═══ EXCERPTED RECORDS ═══

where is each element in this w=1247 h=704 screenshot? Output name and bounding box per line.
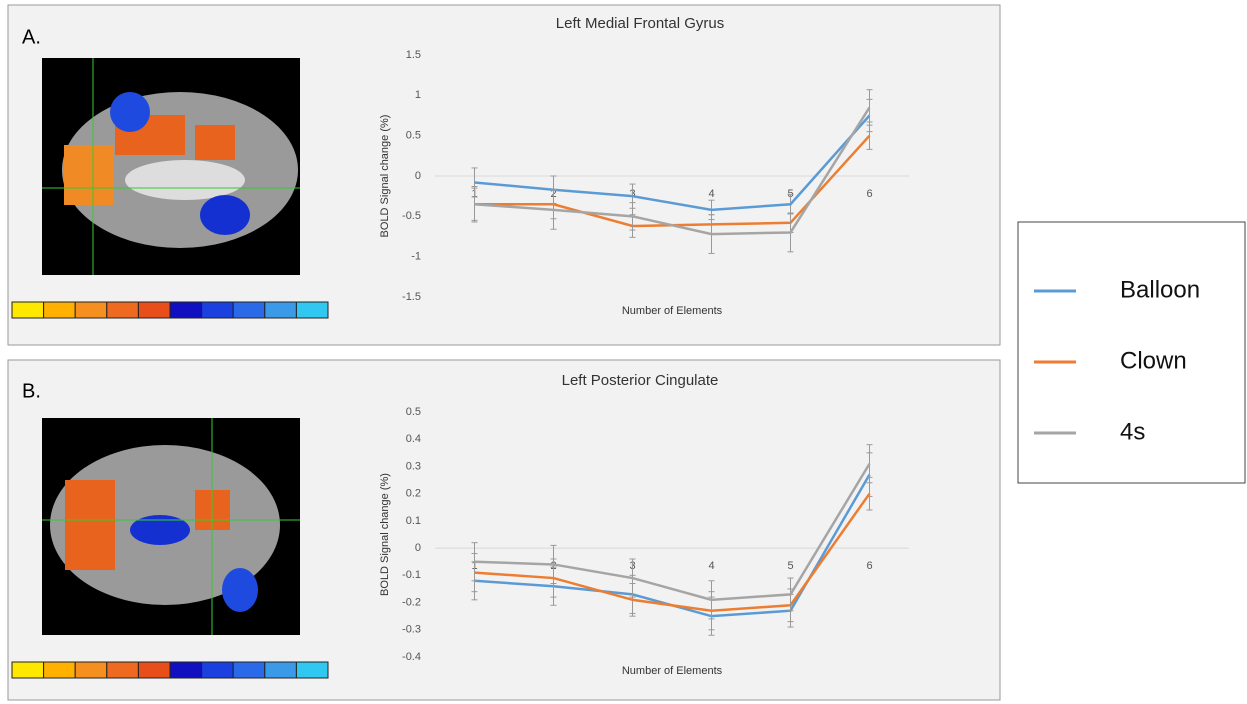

═══
═══ EXCERPTED RECORDS ═══

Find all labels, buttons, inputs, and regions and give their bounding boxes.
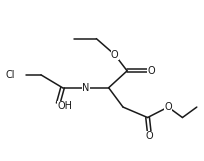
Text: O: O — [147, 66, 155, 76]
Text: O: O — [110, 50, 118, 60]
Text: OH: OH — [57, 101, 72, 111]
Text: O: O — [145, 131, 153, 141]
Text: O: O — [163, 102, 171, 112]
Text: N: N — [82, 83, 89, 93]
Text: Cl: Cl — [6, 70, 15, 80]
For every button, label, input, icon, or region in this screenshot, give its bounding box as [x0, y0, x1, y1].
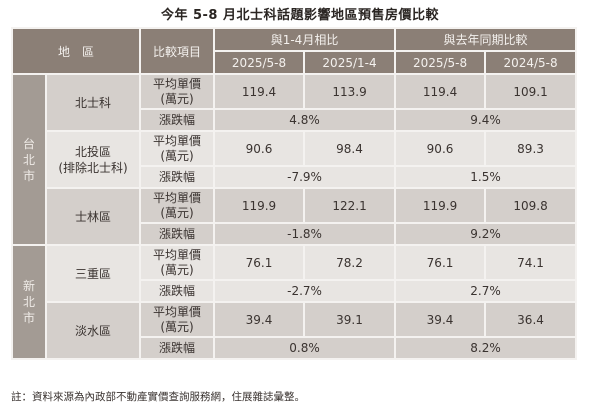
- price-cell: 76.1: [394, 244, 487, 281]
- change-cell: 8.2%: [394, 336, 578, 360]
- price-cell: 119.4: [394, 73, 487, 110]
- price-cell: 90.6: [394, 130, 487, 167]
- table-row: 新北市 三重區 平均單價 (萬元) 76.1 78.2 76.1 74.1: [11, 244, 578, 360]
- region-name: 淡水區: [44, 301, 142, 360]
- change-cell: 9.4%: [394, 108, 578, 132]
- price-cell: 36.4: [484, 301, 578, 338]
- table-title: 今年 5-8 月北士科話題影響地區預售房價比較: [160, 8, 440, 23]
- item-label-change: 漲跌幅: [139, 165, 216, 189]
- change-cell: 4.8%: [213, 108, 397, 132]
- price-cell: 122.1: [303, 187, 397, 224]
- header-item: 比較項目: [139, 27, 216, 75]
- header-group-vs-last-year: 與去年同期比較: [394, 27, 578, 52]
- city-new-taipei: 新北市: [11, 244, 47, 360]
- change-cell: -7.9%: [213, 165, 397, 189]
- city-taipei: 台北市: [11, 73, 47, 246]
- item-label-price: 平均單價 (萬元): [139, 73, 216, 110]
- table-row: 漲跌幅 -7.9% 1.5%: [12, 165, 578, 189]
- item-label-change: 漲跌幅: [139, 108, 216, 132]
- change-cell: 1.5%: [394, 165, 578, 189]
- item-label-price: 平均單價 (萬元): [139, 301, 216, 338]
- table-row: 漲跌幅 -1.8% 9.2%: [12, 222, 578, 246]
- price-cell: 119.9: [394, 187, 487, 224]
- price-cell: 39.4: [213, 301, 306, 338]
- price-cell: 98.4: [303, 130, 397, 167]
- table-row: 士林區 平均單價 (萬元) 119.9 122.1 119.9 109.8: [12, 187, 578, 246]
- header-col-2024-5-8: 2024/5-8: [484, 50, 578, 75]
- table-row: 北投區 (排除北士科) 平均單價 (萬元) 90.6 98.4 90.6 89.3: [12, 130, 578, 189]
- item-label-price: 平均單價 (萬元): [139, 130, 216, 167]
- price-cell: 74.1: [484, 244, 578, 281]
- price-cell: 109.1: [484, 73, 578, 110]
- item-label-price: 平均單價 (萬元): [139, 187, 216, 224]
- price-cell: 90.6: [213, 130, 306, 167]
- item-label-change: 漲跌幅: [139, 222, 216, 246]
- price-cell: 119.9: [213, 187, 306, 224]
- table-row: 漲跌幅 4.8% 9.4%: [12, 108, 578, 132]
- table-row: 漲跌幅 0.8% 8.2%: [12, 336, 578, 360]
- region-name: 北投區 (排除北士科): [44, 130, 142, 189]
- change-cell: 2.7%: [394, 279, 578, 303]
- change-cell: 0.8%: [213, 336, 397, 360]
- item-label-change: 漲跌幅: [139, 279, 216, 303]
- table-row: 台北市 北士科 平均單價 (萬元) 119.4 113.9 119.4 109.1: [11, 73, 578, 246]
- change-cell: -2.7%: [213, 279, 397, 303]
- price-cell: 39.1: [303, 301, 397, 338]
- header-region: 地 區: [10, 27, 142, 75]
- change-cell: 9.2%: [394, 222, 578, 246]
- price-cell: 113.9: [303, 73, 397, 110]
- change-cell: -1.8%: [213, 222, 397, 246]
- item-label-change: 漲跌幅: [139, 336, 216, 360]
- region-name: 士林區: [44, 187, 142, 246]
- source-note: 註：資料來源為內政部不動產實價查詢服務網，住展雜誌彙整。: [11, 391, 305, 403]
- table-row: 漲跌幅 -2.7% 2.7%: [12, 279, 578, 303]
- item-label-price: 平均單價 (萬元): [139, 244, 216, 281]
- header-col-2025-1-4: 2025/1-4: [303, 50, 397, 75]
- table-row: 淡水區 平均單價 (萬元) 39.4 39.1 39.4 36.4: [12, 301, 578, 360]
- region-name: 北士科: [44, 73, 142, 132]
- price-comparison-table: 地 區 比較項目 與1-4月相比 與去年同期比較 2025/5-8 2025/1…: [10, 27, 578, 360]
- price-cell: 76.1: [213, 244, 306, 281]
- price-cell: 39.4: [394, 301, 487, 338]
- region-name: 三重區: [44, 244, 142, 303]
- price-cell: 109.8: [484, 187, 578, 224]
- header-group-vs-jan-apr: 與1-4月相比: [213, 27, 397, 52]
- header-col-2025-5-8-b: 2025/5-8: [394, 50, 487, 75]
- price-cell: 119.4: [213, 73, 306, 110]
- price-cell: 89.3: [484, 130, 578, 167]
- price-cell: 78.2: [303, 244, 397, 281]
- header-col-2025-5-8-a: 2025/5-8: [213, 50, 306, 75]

═══

(TASK INSTRUCTIONS): Copy out the records from the line containing "For every button, label, input, icon, or" through the line containing "- change-cell: 0.8%: [213, 336, 397, 360]", including both of those lines. Omit any pictures from your copy.

(TASK RESULT):
For every button, label, input, icon, or region in this screenshot, give its bounding box as [x0, y0, x1, y1].
- price-cell: 76.1: [394, 244, 487, 281]
- change-cell: 8.2%: [394, 336, 578, 360]
- price-cell: 119.4: [394, 73, 487, 110]
- price-cell: 90.6: [394, 130, 487, 167]
- table-row: 新北市 三重區 平均單價 (萬元) 76.1 78.2 76.1 74.1: [11, 244, 578, 360]
- region-name: 淡水區: [44, 301, 142, 360]
- change-cell: 9.4%: [394, 108, 578, 132]
- price-cell: 36.4: [484, 301, 578, 338]
- table-title: 今年 5-8 月北士科話題影響地區預售房價比較: [160, 8, 440, 23]
- item-label-change: 漲跌幅: [139, 165, 216, 189]
- change-cell: 4.8%: [213, 108, 397, 132]
- price-cell: 122.1: [303, 187, 397, 224]
- header-item: 比較項目: [139, 27, 216, 75]
- header-group-vs-last-year: 與去年同期比較: [394, 27, 578, 52]
- city-new-taipei: 新北市: [11, 244, 47, 360]
- change-cell: -7.9%: [213, 165, 397, 189]
- city-taipei: 台北市: [11, 73, 47, 246]
- item-label-price: 平均單價 (萬元): [139, 73, 216, 110]
- table-row: 漲跌幅 -7.9% 1.5%: [12, 165, 578, 189]
- item-label-change: 漲跌幅: [139, 108, 216, 132]
- change-cell: 1.5%: [394, 165, 578, 189]
- item-label-price: 平均單價 (萬元): [139, 301, 216, 338]
- table-row: 漲跌幅 -1.8% 9.2%: [12, 222, 578, 246]
- price-cell: 119.9: [394, 187, 487, 224]
- price-cell: 39.4: [213, 301, 306, 338]
- price-cell: 98.4: [303, 130, 397, 167]
- table-row: 士林區 平均單價 (萬元) 119.9 122.1 119.9 109.8: [12, 187, 578, 246]
- header-col-2024-5-8: 2024/5-8: [484, 50, 578, 75]
- table-row: 北投區 (排除北士科) 平均單價 (萬元) 90.6 98.4 90.6 89.3: [12, 130, 578, 189]
- item-label-price: 平均單價 (萬元): [139, 130, 216, 167]
- price-cell: 74.1: [484, 244, 578, 281]
- price-cell: 109.1: [484, 73, 578, 110]
- item-label-price: 平均單價 (萬元): [139, 187, 216, 224]
- price-cell: 90.6: [213, 130, 306, 167]
- item-label-change: 漲跌幅: [139, 222, 216, 246]
- price-cell: 119.9: [213, 187, 306, 224]
- table-row: 漲跌幅 4.8% 9.4%: [12, 108, 578, 132]
- table-row: 漲跌幅 0.8% 8.2%: [12, 336, 578, 360]
- region-name: 北投區 (排除北士科): [44, 130, 142, 189]
- change-cell: 2.7%: [394, 279, 578, 303]
- change-cell: 0.8%: [213, 336, 397, 360]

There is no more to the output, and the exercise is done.